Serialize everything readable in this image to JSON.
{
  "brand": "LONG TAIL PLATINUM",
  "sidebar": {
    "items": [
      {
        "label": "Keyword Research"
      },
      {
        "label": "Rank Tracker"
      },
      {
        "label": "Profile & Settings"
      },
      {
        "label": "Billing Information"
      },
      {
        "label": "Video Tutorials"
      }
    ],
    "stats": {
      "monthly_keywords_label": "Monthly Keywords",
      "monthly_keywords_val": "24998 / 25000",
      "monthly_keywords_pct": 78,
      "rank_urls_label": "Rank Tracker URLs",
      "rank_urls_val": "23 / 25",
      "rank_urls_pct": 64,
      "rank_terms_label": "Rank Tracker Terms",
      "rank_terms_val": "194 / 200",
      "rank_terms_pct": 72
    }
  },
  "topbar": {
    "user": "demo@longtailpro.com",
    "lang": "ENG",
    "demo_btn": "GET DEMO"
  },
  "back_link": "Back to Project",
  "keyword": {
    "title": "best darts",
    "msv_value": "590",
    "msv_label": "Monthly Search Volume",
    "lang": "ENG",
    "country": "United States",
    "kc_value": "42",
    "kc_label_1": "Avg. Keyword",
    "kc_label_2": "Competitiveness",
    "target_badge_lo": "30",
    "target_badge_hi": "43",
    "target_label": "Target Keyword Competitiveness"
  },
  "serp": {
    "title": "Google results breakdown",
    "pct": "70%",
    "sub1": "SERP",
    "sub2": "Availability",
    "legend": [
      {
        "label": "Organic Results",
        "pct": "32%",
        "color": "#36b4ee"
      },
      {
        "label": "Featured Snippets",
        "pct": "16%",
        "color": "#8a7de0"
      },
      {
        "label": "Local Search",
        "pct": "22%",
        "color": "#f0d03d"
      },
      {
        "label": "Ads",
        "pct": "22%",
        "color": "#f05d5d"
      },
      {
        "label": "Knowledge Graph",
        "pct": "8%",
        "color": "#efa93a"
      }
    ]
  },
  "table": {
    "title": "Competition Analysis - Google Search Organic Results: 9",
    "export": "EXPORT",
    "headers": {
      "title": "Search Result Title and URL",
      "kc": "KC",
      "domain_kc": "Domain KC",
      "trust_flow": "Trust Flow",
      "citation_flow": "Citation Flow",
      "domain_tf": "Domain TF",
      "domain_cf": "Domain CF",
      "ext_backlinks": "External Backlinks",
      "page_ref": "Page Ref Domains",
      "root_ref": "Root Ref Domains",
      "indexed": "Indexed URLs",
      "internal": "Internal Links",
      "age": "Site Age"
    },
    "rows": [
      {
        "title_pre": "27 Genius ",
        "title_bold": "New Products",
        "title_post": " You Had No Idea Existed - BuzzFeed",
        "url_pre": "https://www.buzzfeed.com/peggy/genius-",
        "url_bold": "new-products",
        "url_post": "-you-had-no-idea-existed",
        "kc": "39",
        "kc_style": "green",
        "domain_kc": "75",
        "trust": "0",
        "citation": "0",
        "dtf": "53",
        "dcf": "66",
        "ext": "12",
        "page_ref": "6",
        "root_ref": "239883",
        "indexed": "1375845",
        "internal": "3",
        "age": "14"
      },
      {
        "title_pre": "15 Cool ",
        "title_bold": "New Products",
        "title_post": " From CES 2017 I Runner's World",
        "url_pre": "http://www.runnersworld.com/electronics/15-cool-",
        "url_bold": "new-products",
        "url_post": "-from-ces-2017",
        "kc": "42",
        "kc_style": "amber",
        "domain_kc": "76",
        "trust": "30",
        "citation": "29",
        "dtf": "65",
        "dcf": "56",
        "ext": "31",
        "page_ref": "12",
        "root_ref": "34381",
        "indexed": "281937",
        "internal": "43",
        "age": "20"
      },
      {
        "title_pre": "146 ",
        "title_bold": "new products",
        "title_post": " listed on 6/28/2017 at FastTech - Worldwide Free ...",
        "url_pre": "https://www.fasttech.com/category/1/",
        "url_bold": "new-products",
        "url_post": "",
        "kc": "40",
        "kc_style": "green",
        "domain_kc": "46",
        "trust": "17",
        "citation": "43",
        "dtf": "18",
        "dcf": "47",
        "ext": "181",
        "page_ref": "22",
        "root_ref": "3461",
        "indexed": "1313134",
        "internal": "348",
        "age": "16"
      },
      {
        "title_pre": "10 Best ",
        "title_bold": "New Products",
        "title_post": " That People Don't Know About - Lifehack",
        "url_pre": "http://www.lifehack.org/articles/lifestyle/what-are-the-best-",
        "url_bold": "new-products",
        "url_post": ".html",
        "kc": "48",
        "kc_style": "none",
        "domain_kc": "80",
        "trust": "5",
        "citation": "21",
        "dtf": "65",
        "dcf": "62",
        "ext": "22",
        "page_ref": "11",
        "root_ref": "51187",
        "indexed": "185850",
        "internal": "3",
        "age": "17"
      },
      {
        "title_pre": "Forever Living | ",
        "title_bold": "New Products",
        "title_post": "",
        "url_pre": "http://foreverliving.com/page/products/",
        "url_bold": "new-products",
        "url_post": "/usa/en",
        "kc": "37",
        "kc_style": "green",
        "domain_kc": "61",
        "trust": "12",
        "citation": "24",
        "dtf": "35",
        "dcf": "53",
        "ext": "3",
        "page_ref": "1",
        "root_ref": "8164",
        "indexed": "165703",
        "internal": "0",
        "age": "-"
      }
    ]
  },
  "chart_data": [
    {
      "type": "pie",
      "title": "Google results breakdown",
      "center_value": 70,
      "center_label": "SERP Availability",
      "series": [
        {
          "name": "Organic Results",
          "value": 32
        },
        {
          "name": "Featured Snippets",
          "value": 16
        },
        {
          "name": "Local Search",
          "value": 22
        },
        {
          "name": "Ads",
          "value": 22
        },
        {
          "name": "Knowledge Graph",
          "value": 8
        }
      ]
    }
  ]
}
• • • •
### [What the task asks]
Each line that holds the word "Local" should be extracted from the records.

### [The output]
        "label": "Local Search",
          "name": "Local Search",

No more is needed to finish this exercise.